_What is asked:_ Which lines contain the word "JSON"? Return each of them as written.

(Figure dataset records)
= = =

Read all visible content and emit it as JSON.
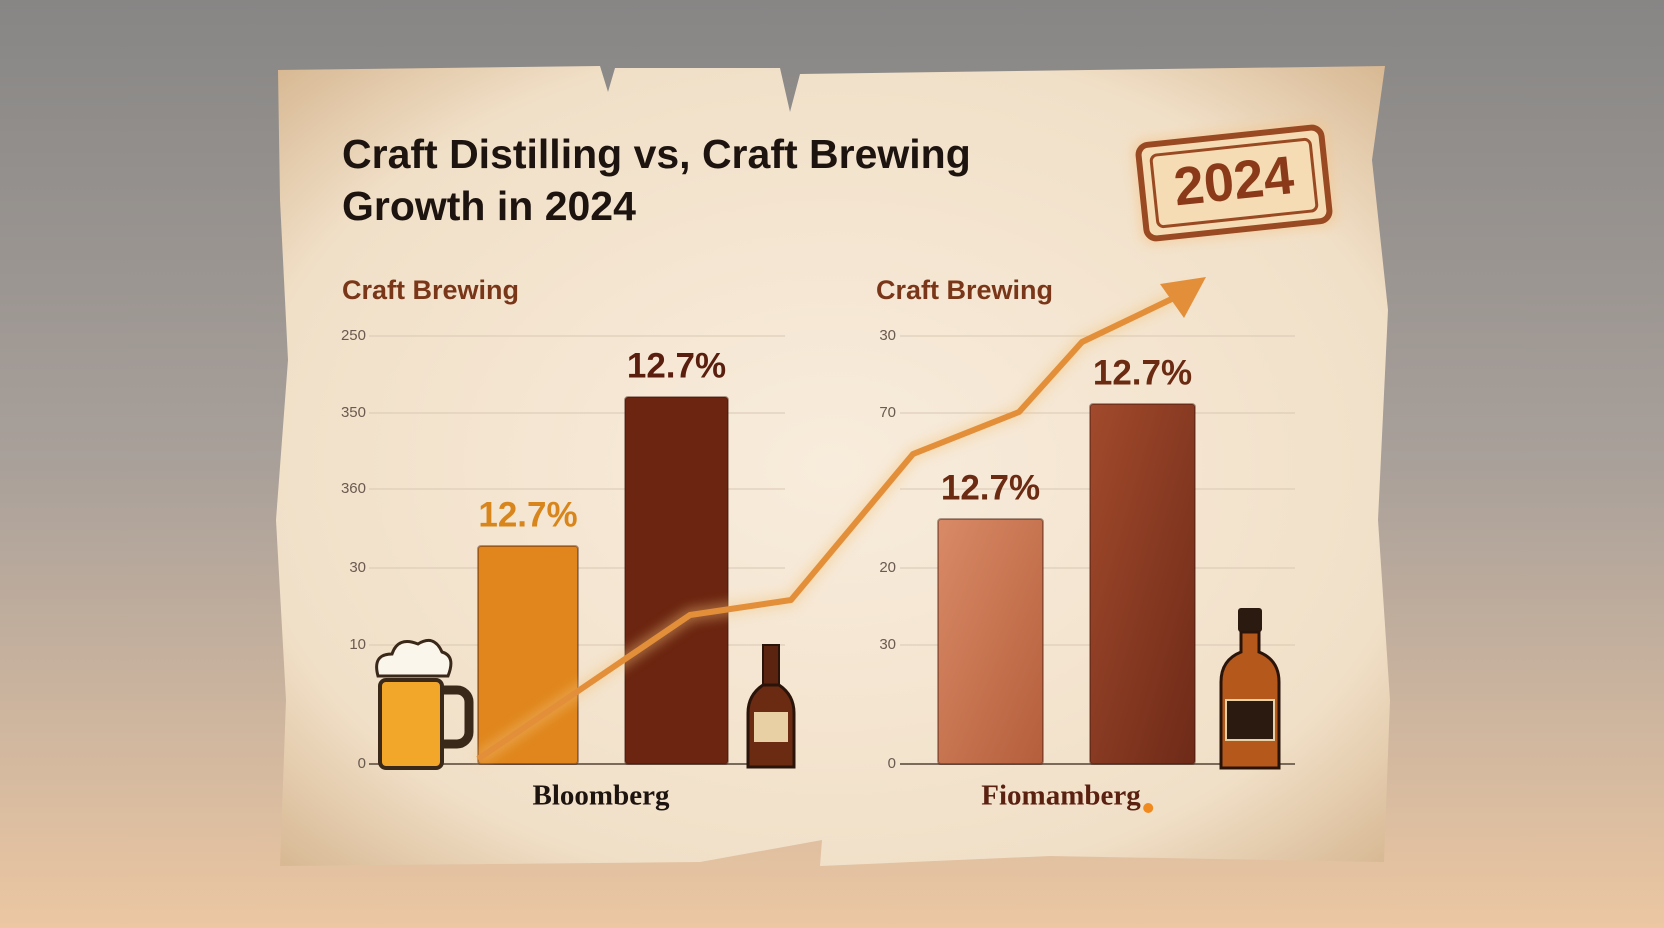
{
  "title": [
    "Craft Distilling vs, Craft Brewing",
    "Growth in 2024"
  ],
  "stamp": "2024",
  "panels": [
    {
      "heading": "Craft Brewing",
      "ticks": [
        "250",
        "350",
        "360",
        "30",
        "10",
        "0"
      ],
      "bar_labels": [
        "12.7%",
        "12.7%"
      ],
      "source": "Bloomberg"
    },
    {
      "heading": "Craft Brewing",
      "ticks": [
        "30",
        "70",
        "20",
        "30",
        "0"
      ],
      "bar_labels": [
        "12.7%",
        "12.7%"
      ],
      "source": "Fiomamberg"
    }
  ]
}
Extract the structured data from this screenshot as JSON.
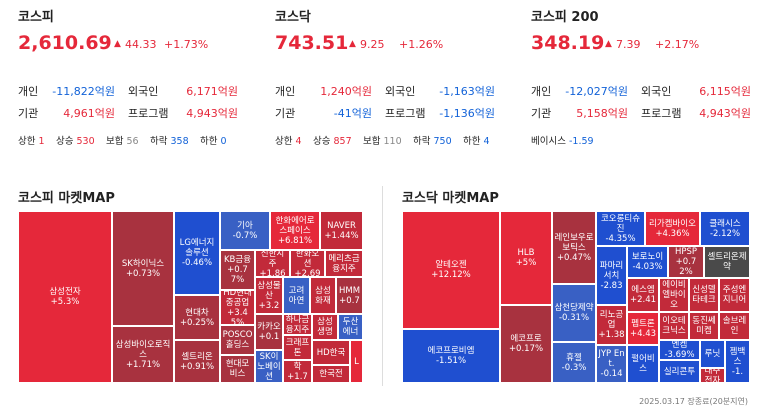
{
  "indices": [
    {
      "name": "코스피",
      "value": "2,610.69",
      "change": "44.33",
      "change_pct": "+1.73%",
      "investors": [
        {
          "label": "개인",
          "value": "-11,822억원"
        },
        {
          "label": "외국인",
          "value": "6,171억원"
        },
        {
          "label": "기관",
          "value": "4,961억원"
        },
        {
          "label": "프로그램",
          "value": "4,943억원"
        }
      ],
      "breadth": [
        {
          "label": "상한",
          "value": "1"
        },
        {
          "label": "상승",
          "value": "530"
        },
        {
          "label": "보합",
          "value": "56"
        },
        {
          "label": "하락",
          "value": "358"
        },
        {
          "label": "하한",
          "value": "0"
        }
      ]
    },
    {
      "name": "코스닥",
      "value": "743.51",
      "change": "9.25",
      "change_pct": "+1.26%",
      "investors": [
        {
          "label": "개인",
          "value": "1,240억원"
        },
        {
          "label": "외국인",
          "value": "-1,163억원"
        },
        {
          "label": "기관",
          "value": "-41억원"
        },
        {
          "label": "프로그램",
          "value": "-1,136억원"
        }
      ],
      "breadth": [
        {
          "label": "상한",
          "value": "4"
        },
        {
          "label": "상승",
          "value": "857"
        },
        {
          "label": "보합",
          "value": "110"
        },
        {
          "label": "하락",
          "value": "750"
        },
        {
          "label": "하한",
          "value": "4"
        }
      ]
    },
    {
      "name": "코스피 200",
      "value": "348.19",
      "change": "7.39",
      "change_pct": "+2.17%",
      "investors": [
        {
          "label": "개인",
          "value": "-12,027억원"
        },
        {
          "label": "외국인",
          "value": "6,115억원"
        },
        {
          "label": "기관",
          "value": "5,158억원"
        },
        {
          "label": "프로그램",
          "value": "4,943억원"
        }
      ],
      "breadth": [
        {
          "label": "베이시스",
          "value": "-1.59"
        }
      ]
    }
  ],
  "maps": [
    {
      "title": "코스피 마켓MAP",
      "cells": [
        {
          "name": "삼성전자",
          "change": "+5.3%"
        },
        {
          "name": "SK하이닉스",
          "change": "+0.73%"
        },
        {
          "name": "삼성바이오로직스",
          "change": "+1.71%"
        },
        {
          "name": "LG에너지솔루션",
          "change": "-0.46%"
        },
        {
          "name": "현대차",
          "change": "+0.25%"
        },
        {
          "name": "셀트리온",
          "change": "+0.91%"
        },
        {
          "name": "기아",
          "change": "-0.7%"
        },
        {
          "name": "한화에어로스페이스",
          "change": "+6.81%"
        },
        {
          "name": "NAVER",
          "change": "+1.44%"
        },
        {
          "name": "KB금융",
          "change": "+0.77%"
        },
        {
          "name": "신한지주",
          "change": "+1.86"
        },
        {
          "name": "한화오션",
          "change": "+2.69"
        },
        {
          "name": "메리츠금융지주"
        },
        {
          "name": "HD현대중공업",
          "change": "+3.45%"
        },
        {
          "name": "삼성물산",
          "change": "+3.2"
        },
        {
          "name": "고려아연"
        },
        {
          "name": "삼성화재"
        },
        {
          "name": "HMM",
          "change": "+0.7"
        },
        {
          "name": "POSCO홀딩스"
        },
        {
          "name": "카카오",
          "change": "+0.1"
        },
        {
          "name": "하나금융지주"
        },
        {
          "name": "삼성생명"
        },
        {
          "name": "두산에너"
        },
        {
          "name": "현대모비스"
        },
        {
          "name": "SK이노베이션"
        },
        {
          "name": "크래프톤"
        },
        {
          "name": "HD한국"
        },
        {
          "name": "L"
        },
        {
          "name": "LG화학",
          "change": "+1.73"
        },
        {
          "name": "한국전"
        }
      ]
    },
    {
      "title": "코스닥 마켓MAP",
      "cells": [
        {
          "name": "알테오젠",
          "change": "+12.12%"
        },
        {
          "name": "에코프로비엠",
          "change": "-1.51%"
        },
        {
          "name": "HLB",
          "change": "+5%"
        },
        {
          "name": "에코프로",
          "change": "+0.17%"
        },
        {
          "name": "레인보우로보틱스",
          "change": "+0.47%"
        },
        {
          "name": "삼천당제약",
          "change": "-0.31%"
        },
        {
          "name": "휴젤",
          "change": "-0.3%"
        },
        {
          "name": "코오롱티슈진",
          "change": "-4.35%"
        },
        {
          "name": "리가켐바이오",
          "change": "+4.36%"
        },
        {
          "name": "클래시스",
          "change": "-2.12%"
        },
        {
          "name": "파마리서치",
          "change": "-2.83"
        },
        {
          "name": "보로노이",
          "change": "-4.03%"
        },
        {
          "name": "HPSP",
          "change": "+0.72%"
        },
        {
          "name": "셀트리온제약"
        },
        {
          "name": "에스엠",
          "change": "+2.41"
        },
        {
          "name": "에이비엘바이오"
        },
        {
          "name": "신성델타테크"
        },
        {
          "name": "주성엔지니어"
        },
        {
          "name": "리노공업",
          "change": "+1.38"
        },
        {
          "name": "펩트론",
          "change": "+4.43"
        },
        {
          "name": "이오테크닉스"
        },
        {
          "name": "동진쎄미켐"
        },
        {
          "name": "솔브레인"
        },
        {
          "name": "JYP Ent.",
          "change": "-0.14"
        },
        {
          "name": "펄어비스"
        },
        {
          "name": "엔켐",
          "change": "-3.69%"
        },
        {
          "name": "루닛"
        },
        {
          "name": "젬백스",
          "change": "-1."
        },
        {
          "name": "실리콘투"
        },
        {
          "name": "대주전자"
        }
      ]
    }
  ],
  "footer": "2025.03.17 장종료(20분지연)"
}
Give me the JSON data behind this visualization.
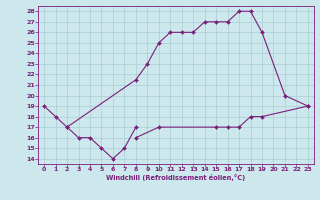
{
  "xlabel": "Windchill (Refroidissement éolien,°C)",
  "bg_color": "#cce8ec",
  "line_color": "#7b1f7b",
  "grid_color": "#aacdd4",
  "xlim": [
    -0.5,
    23.5
  ],
  "ylim": [
    13.5,
    28.5
  ],
  "xticks": [
    0,
    1,
    2,
    3,
    4,
    5,
    6,
    7,
    8,
    9,
    10,
    11,
    12,
    13,
    14,
    15,
    16,
    17,
    18,
    19,
    20,
    21,
    22,
    23
  ],
  "yticks": [
    14,
    15,
    16,
    17,
    18,
    19,
    20,
    21,
    22,
    23,
    24,
    25,
    26,
    27,
    28
  ],
  "line1_x": [
    0,
    1,
    2,
    3,
    4,
    5,
    6,
    7,
    8
  ],
  "line1_y": [
    19,
    18,
    17,
    16,
    16,
    15,
    14,
    15,
    17
  ],
  "line2_x": [
    2,
    8,
    9,
    10,
    11,
    12,
    13,
    14,
    15,
    16,
    17,
    18,
    19,
    21,
    23
  ],
  "line2_y": [
    17,
    21.5,
    23,
    25,
    26,
    26,
    26,
    27,
    27,
    27,
    28,
    28,
    26,
    20,
    19
  ],
  "line3_x": [
    8,
    10,
    15,
    16,
    17,
    18,
    19,
    23
  ],
  "line3_y": [
    16,
    17,
    17,
    17,
    17,
    18,
    18,
    19
  ]
}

= = =

_Finished exercise:_
Read all visible content and emit it as JSON.
Extract the structured data from this screenshot as JSON.
Give me the JSON data behind this visualization.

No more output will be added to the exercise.